Copy every record below, exactly as written.

- - - -

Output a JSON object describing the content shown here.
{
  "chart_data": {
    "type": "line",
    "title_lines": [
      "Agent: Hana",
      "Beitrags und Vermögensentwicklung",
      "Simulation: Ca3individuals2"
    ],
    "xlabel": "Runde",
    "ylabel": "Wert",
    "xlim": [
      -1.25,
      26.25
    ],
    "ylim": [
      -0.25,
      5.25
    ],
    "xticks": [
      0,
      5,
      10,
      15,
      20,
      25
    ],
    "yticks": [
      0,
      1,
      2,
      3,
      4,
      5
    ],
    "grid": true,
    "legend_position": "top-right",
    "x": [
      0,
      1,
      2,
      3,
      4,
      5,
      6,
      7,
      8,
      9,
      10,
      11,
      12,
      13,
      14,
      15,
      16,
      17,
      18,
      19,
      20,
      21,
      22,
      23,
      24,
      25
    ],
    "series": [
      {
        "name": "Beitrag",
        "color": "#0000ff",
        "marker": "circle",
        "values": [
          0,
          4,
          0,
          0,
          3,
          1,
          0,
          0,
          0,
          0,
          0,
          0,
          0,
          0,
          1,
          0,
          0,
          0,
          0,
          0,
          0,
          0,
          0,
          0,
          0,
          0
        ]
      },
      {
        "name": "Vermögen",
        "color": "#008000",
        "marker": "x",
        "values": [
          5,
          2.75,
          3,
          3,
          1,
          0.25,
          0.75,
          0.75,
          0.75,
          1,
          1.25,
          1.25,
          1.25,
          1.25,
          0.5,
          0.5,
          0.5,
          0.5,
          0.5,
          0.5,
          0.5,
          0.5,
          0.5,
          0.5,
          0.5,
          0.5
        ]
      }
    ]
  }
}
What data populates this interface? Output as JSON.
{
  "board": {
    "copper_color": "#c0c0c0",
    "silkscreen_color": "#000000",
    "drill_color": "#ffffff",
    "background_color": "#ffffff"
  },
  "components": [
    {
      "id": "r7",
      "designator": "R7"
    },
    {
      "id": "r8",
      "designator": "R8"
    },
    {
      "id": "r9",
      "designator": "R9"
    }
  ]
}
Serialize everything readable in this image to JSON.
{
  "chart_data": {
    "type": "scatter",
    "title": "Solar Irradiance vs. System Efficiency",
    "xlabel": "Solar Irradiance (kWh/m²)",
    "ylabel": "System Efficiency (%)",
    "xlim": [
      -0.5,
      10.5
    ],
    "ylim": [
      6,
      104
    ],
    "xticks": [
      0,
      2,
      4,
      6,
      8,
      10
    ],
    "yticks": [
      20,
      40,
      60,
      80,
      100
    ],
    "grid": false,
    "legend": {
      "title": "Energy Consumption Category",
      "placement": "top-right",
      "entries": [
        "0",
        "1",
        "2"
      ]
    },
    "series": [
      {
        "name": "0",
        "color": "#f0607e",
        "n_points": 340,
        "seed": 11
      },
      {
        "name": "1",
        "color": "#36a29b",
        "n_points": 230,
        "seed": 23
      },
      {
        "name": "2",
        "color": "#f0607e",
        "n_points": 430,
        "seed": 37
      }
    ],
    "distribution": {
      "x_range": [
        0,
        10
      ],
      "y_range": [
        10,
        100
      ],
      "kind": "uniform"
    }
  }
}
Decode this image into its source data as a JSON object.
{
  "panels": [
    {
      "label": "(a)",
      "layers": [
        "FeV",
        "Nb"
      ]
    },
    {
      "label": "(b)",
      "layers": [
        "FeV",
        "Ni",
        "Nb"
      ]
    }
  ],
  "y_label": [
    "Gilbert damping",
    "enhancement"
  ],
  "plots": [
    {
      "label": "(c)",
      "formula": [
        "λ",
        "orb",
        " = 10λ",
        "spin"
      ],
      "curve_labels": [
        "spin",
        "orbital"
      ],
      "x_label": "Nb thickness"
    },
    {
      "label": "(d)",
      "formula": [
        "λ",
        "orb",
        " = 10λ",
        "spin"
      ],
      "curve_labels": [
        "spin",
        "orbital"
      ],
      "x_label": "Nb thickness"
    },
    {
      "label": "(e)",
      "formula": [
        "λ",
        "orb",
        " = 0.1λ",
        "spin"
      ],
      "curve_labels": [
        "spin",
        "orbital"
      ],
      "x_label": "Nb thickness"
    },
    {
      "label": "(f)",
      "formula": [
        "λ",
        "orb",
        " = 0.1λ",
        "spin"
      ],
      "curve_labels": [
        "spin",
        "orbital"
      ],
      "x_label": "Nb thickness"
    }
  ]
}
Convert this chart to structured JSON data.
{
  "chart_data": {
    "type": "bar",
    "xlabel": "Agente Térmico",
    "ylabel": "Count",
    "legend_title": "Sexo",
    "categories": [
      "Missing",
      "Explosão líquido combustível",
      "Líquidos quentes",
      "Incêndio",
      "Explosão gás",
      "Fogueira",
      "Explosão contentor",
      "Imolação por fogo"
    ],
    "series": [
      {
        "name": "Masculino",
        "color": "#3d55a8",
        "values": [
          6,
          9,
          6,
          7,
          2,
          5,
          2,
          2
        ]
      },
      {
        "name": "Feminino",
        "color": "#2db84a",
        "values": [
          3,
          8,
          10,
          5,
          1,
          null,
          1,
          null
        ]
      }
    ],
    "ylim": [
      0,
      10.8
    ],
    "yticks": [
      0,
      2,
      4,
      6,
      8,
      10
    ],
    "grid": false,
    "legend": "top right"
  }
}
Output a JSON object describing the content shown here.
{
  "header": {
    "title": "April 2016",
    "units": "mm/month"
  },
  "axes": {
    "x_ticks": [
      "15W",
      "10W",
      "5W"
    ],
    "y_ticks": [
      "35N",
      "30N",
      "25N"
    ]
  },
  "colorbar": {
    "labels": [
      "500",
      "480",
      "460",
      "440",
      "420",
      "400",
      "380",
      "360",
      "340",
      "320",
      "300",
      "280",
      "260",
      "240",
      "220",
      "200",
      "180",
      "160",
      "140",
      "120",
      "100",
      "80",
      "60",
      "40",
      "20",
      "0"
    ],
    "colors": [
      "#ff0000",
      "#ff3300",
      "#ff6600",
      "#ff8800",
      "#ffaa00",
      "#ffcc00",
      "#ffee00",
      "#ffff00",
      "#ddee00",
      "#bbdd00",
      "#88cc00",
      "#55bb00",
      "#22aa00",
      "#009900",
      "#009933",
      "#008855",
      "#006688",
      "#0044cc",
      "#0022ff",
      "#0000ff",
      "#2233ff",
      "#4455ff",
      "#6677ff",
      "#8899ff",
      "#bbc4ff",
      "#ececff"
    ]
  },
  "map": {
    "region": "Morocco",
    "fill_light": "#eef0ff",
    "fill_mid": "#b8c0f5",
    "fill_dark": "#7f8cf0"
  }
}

- - - -

» Written solution:
Output a JSON object describing the content shown here.
{
  "chart_data": {
    "type": "line",
    "title_lines": [
      "Agent: Hana",
      "Beitrags und Vermögensentwicklung",
      "Simulation: Ca3individuals2"
    ],
    "xlabel": "Runde",
    "ylabel": "Wert",
    "xlim": [
      -1.25,
      26.25
    ],
    "ylim": [
      -0.25,
      5.25
    ],
    "xticks": [
      0,
      5,
      10,
      15,
      20,
      25
    ],
    "yticks": [
      0,
      1,
      2,
      3,
      4,
      5
    ],
    "grid": true,
    "legend_position": "top-right",
    "x": [
      0,
      1,
      2,
      3,
      4,
      5,
      6,
      7,
      8,
      9,
      10,
      11,
      12,
      13,
      14,
      15,
      16,
      17,
      18,
      19,
      20,
      21,
      22,
      23,
      24,
      25
    ],
    "series": [
      {
        "name": "Beitrag",
        "color": "#0000ff",
        "marker": "circle",
        "values": [
          0,
          4,
          0,
          0,
          3,
          1,
          0,
          0,
          0,
          0,
          0,
          0,
          0,
          0,
          1,
          0,
          0,
          0,
          0,
          0,
          0,
          0,
          0,
          0,
          0,
          0
        ]
      },
      {
        "name": "Vermögen",
        "color": "#008000",
        "marker": "x",
        "values": [
          5,
          2.75,
          3,
          3,
          1,
          0.25,
          0.75,
          0.75,
          0.75,
          1,
          1.25,
          1.25,
          1.25,
          1.25,
          0.5,
          0.5,
          0.5,
          0.5,
          0.5,
          0.5,
          0.5,
          0.5,
          0.5,
          0.5,
          0.5,
          0.5
        ]
      }
    ]
  }
}
What data populates this interface? Output as JSON.
{
  "board": {
    "copper_color": "#c0c0c0",
    "silkscreen_color": "#000000",
    "drill_color": "#ffffff",
    "background_color": "#ffffff"
  },
  "components": [
    {
      "id": "r7",
      "designator": "R7"
    },
    {
      "id": "r8",
      "designator": "R8"
    },
    {
      "id": "r9",
      "designator": "R9"
    }
  ]
}
Serialize everything readable in this image to JSON.
{
  "chart_data": {
    "type": "scatter",
    "title": "Solar Irradiance vs. System Efficiency",
    "xlabel": "Solar Irradiance (kWh/m²)",
    "ylabel": "System Efficiency (%)",
    "xlim": [
      -0.5,
      10.5
    ],
    "ylim": [
      6,
      104
    ],
    "xticks": [
      0,
      2,
      4,
      6,
      8,
      10
    ],
    "yticks": [
      20,
      40,
      60,
      80,
      100
    ],
    "grid": false,
    "legend": {
      "title": "Energy Consumption Category",
      "placement": "top-right",
      "entries": [
        "0",
        "1",
        "2"
      ]
    },
    "series": [
      {
        "name": "0",
        "color": "#f0607e",
        "n_points": 340,
        "seed": 11
      },
      {
        "name": "1",
        "color": "#36a29b",
        "n_points": 230,
        "seed": 23
      },
      {
        "name": "2",
        "color": "#f0607e",
        "n_points": 430,
        "seed": 37
      }
    ],
    "distribution": {
      "x_range": [
        0,
        10
      ],
      "y_range": [
        10,
        100
      ],
      "kind": "uniform"
    }
  }
}
Decode this image into its source data as a JSON object.
{
  "panels": [
    {
      "label": "(a)",
      "layers": [
        "FeV",
        "Nb"
      ]
    },
    {
      "label": "(b)",
      "layers": [
        "FeV",
        "Ni",
        "Nb"
      ]
    }
  ],
  "y_label": [
    "Gilbert damping",
    "enhancement"
  ],
  "plots": [
    {
      "label": "(c)",
      "formula": [
        "λ",
        "orb",
        " = 10λ",
        "spin"
      ],
      "curve_labels": [
        "spin",
        "orbital"
      ],
      "x_label": "Nb thickness"
    },
    {
      "label": "(d)",
      "formula": [
        "λ",
        "orb",
        " = 10λ",
        "spin"
      ],
      "curve_labels": [
        "spin",
        "orbital"
      ],
      "x_label": "Nb thickness"
    },
    {
      "label": "(e)",
      "formula": [
        "λ",
        "orb",
        " = 0.1λ",
        "spin"
      ],
      "curve_labels": [
        "spin",
        "orbital"
      ],
      "x_label": "Nb thickness"
    },
    {
      "label": "(f)",
      "formula": [
        "λ",
        "orb",
        " = 0.1λ",
        "spin"
      ],
      "curve_labels": [
        "spin",
        "orbital"
      ],
      "x_label": "Nb thickness"
    }
  ]
}
Convert this chart to structured JSON data.
{
  "chart_data": {
    "type": "bar",
    "xlabel": "Agente Térmico",
    "ylabel": "Count",
    "legend_title": "Sexo",
    "categories": [
      "Missing",
      "Explosão líquido combustível",
      "Líquidos quentes",
      "Incêndio",
      "Explosão gás",
      "Fogueira",
      "Explosão contentor",
      "Imolação por fogo"
    ],
    "series": [
      {
        "name": "Masculino",
        "color": "#3d55a8",
        "values": [
          6,
          9,
          6,
          7,
          2,
          5,
          2,
          2
        ]
      },
      {
        "name": "Feminino",
        "color": "#2db84a",
        "values": [
          3,
          8,
          10,
          5,
          1,
          null,
          1,
          null
        ]
      }
    ],
    "ylim": [
      0,
      10.8
    ],
    "yticks": [
      0,
      2,
      4,
      6,
      8,
      10
    ],
    "grid": false,
    "legend": "top right"
  }
}
Output a JSON object describing the content shown here.
{
  "header": {
    "title": "April 2016",
    "units": "mm/month"
  },
  "axes": {
    "x_ticks": [
      "15W",
      "10W",
      "5W"
    ],
    "y_ticks": [
      "35N",
      "30N",
      "25N"
    ]
  },
  "colorbar": {
    "labels": [
      "500",
      "480",
      "460",
      "440",
      "420",
      "400",
      "380",
      "360",
      "340",
      "320",
      "300",
      "280",
      "260",
      "240",
      "220",
      "200",
      "180",
      "160",
      "140",
      "120",
      "100",
      "80",
      "60",
      "40",
      "20",
      "0"
    ],
    "colors": [
      "#ff0000",
      "#ff3300",
      "#ff6600",
      "#ff8800",
      "#ffaa00",
      "#ffcc00",
      "#ffee00",
      "#ffff00",
      "#ddee00",
      "#bbdd00",
      "#88cc00",
      "#55bb00",
      "#22aa00",
      "#009900",
      "#009933",
      "#008855",
      "#006688",
      "#0044cc",
      "#0022ff",
      "#0000ff",
      "#2233ff",
      "#4455ff",
      "#6677ff",
      "#8899ff",
      "#bbc4ff",
      "#ececff"
    ]
  },
  "map": {
    "region": "Morocco",
    "fill_light": "#eef0ff",
    "fill_mid": "#b8c0f5",
    "fill_dark": "#7f8cf0"
  }
}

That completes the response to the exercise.